REQUEST: Rewrite the part of the items that opens with the line containing "Itemize the components" and closes with the line containing "medal-icon [660, 619, 704, 663]", substituting "cog-icon" for "gear-icon" and changing nothing else.

=-=-=

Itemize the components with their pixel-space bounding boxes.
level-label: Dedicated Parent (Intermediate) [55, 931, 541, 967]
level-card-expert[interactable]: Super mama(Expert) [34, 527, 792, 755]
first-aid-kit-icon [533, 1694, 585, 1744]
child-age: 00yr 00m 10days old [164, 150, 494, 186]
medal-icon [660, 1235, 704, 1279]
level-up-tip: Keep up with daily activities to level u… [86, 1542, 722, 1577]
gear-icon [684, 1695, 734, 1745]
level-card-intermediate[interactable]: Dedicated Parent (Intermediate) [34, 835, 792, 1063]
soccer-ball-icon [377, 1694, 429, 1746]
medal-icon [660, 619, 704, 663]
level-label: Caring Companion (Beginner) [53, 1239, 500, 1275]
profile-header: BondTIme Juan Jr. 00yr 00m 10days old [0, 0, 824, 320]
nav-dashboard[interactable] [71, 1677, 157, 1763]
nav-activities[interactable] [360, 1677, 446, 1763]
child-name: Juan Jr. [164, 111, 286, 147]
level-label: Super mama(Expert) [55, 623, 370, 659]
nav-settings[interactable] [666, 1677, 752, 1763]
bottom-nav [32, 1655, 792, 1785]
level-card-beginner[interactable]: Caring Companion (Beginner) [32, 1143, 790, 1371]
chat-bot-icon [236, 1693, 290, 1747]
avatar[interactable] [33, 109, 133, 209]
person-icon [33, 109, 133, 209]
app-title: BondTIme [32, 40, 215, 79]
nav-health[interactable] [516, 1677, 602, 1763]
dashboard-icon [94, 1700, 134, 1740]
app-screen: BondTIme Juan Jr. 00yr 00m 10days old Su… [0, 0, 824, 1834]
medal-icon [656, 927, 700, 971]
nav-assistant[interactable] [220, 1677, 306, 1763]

=-=-=

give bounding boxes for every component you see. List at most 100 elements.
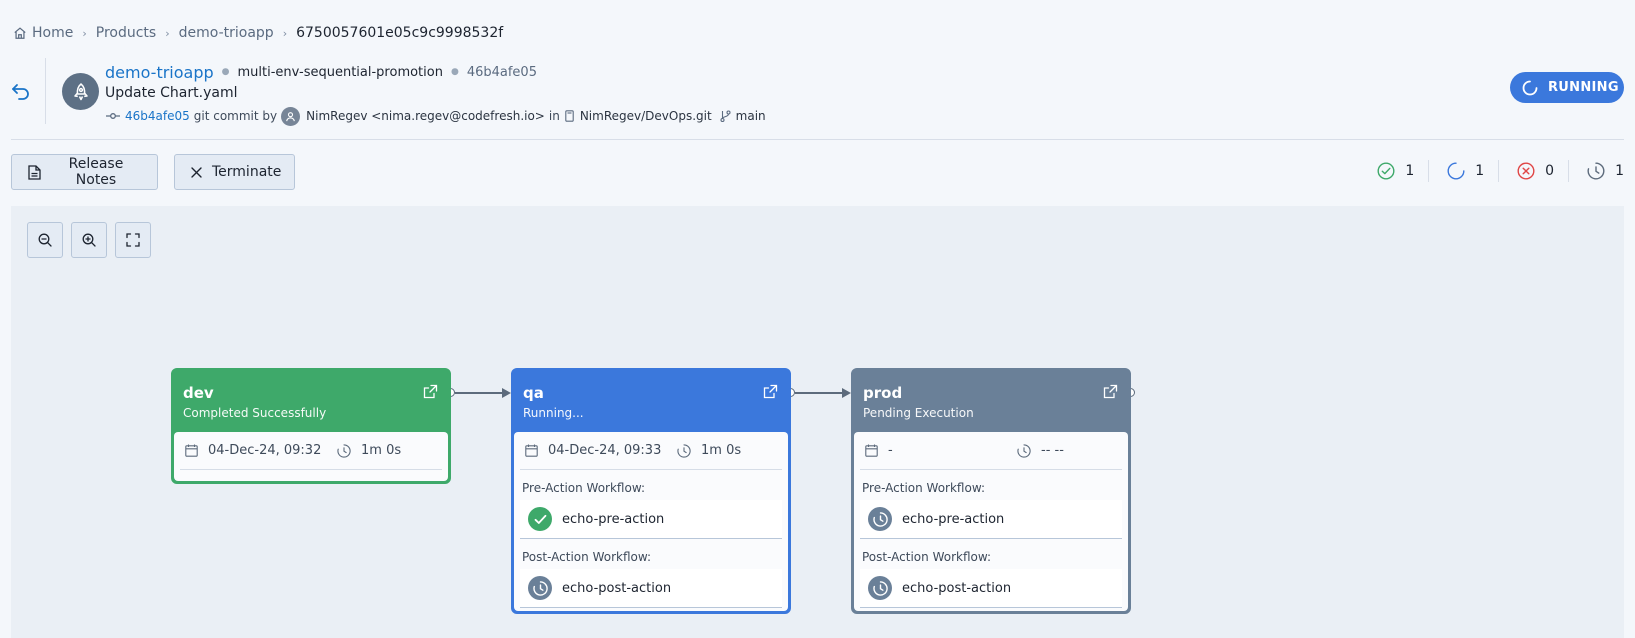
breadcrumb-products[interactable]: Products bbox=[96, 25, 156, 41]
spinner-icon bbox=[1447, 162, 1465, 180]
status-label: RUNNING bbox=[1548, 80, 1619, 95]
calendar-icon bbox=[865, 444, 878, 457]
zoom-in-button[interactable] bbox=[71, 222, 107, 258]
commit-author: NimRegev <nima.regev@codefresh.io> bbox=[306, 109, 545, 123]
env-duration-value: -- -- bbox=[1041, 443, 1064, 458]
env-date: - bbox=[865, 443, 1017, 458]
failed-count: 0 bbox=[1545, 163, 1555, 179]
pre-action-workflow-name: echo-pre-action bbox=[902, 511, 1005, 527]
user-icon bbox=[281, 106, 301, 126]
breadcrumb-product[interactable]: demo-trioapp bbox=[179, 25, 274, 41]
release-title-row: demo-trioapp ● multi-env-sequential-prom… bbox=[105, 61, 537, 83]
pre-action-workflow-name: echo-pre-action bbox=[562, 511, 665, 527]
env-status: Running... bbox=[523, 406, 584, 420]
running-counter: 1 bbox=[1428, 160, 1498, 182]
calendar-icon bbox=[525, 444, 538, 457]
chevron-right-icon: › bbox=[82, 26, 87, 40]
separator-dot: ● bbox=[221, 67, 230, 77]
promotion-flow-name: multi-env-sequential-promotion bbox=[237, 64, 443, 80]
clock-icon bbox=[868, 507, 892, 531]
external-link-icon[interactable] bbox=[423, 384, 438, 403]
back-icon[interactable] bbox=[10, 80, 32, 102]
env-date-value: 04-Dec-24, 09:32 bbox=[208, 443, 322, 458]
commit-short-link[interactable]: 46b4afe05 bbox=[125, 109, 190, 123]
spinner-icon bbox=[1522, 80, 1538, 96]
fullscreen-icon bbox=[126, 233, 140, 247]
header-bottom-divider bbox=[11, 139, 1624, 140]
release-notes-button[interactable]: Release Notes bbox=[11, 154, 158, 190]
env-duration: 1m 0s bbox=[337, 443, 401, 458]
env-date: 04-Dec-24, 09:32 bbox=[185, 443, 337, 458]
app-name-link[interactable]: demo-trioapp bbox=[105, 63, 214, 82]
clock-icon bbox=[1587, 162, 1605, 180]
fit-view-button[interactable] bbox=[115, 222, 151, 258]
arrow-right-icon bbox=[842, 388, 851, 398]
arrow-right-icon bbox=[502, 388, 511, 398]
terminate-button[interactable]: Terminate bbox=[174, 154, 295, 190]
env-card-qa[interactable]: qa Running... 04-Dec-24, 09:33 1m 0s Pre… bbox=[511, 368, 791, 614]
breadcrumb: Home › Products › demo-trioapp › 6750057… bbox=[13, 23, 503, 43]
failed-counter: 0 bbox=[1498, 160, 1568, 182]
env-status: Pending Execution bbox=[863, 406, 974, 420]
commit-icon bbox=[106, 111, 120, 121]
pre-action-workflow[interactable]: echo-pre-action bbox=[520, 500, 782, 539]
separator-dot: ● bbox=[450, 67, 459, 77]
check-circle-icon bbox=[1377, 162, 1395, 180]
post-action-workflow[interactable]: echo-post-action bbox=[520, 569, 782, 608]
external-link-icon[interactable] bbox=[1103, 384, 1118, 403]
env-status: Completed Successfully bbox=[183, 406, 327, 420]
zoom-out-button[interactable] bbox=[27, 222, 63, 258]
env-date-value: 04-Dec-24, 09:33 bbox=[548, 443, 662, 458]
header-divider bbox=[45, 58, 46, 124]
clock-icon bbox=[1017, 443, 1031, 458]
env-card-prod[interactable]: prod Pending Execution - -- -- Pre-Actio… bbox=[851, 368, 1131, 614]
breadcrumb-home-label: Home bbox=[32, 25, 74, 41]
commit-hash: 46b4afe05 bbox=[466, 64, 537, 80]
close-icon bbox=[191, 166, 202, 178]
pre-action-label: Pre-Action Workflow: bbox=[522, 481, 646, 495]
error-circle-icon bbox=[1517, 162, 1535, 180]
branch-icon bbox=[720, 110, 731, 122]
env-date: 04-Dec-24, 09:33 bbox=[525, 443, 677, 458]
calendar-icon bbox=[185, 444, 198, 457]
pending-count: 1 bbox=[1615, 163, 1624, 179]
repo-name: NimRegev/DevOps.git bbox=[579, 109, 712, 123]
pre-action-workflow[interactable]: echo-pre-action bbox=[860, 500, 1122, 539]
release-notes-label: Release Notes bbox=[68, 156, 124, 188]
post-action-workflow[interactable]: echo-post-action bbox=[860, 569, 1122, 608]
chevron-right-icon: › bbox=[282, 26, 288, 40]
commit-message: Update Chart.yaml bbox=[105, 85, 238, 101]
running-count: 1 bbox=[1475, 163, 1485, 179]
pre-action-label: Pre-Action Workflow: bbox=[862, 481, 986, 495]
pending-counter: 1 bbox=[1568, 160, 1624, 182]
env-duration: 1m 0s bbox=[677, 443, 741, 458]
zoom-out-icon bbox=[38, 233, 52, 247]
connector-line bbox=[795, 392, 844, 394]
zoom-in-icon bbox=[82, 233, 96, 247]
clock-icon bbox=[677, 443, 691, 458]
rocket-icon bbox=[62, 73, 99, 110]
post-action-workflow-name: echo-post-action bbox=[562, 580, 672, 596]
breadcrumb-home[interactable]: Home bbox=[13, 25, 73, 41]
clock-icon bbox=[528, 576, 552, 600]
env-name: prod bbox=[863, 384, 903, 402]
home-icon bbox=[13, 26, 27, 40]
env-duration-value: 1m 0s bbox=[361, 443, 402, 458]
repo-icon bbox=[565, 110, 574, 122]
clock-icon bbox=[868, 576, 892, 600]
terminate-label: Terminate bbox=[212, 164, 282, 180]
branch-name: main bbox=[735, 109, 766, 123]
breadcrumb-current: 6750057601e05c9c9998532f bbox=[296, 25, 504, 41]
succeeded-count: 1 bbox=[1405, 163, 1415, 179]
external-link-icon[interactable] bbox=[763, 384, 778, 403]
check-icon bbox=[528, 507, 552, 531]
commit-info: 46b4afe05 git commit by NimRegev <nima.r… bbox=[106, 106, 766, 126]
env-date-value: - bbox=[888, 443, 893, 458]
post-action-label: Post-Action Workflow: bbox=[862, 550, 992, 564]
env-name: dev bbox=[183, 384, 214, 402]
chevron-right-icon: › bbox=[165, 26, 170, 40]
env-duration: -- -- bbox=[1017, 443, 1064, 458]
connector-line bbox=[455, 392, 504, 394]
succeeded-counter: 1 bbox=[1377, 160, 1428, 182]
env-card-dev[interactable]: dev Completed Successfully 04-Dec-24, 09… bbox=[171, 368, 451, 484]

=-=-=

THE REPLY:
Itemize the components with their pixel-space bounding boxes.
level-label: Dedicated Parent (Intermediate) [55, 931, 541, 967]
level-card-expert[interactable]: Super mama(Expert) [34, 527, 792, 755]
first-aid-kit-icon [533, 1694, 585, 1744]
child-age: 00yr 00m 10days old [164, 150, 494, 186]
medal-icon [660, 1235, 704, 1279]
level-up-tip: Keep up with daily activities to level u… [86, 1542, 722, 1577]
cog-icon [684, 1695, 734, 1745]
level-card-intermediate[interactable]: Dedicated Parent (Intermediate) [34, 835, 792, 1063]
soccer-ball-icon [377, 1694, 429, 1746]
medal-icon [660, 619, 704, 663]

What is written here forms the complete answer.